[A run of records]
^^^^^^^^

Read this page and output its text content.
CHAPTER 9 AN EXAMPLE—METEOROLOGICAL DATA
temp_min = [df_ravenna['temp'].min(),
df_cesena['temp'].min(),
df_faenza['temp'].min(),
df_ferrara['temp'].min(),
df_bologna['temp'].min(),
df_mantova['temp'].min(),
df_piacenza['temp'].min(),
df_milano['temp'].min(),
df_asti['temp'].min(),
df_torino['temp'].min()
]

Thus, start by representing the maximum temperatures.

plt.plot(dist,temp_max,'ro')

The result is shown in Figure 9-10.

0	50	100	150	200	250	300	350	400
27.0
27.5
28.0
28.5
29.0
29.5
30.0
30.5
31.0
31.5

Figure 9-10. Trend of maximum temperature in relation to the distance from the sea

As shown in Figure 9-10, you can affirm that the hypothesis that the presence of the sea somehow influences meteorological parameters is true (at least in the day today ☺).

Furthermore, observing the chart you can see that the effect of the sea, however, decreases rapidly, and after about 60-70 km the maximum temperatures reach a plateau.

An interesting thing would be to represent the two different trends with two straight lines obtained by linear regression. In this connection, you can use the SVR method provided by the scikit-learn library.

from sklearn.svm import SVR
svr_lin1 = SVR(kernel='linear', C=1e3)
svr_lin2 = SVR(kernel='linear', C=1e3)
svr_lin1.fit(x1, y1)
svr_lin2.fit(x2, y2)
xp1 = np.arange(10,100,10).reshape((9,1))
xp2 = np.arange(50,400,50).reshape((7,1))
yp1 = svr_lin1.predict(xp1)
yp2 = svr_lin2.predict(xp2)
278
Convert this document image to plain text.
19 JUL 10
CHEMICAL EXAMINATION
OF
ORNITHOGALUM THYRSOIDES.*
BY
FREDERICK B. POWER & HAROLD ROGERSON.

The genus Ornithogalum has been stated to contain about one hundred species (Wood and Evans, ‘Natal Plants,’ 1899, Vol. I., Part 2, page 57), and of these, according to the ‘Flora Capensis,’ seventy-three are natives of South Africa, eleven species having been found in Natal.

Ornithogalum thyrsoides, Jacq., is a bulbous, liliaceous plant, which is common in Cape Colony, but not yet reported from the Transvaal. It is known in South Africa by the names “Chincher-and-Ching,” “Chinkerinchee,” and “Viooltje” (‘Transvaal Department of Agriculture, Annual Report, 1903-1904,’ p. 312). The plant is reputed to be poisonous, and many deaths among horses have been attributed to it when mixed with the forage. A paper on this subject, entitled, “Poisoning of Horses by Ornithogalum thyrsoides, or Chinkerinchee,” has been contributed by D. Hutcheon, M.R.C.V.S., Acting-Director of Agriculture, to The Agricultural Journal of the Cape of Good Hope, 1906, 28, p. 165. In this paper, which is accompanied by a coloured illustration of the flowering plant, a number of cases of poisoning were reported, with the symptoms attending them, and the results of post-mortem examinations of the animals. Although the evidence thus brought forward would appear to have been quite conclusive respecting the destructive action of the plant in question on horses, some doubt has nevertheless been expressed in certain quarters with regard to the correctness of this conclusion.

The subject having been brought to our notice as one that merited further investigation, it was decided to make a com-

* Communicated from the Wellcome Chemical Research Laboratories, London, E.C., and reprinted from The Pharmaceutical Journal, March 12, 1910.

^^^^^^^^

## [Requirement]
Find the lines that include the string "kernel", then copy each of them.

## [Result of this exercise]
svr_lin1 = SVR(kernel='linear', C=1e3)
svr_lin2 = SVR(kernel='linear', C=1e3)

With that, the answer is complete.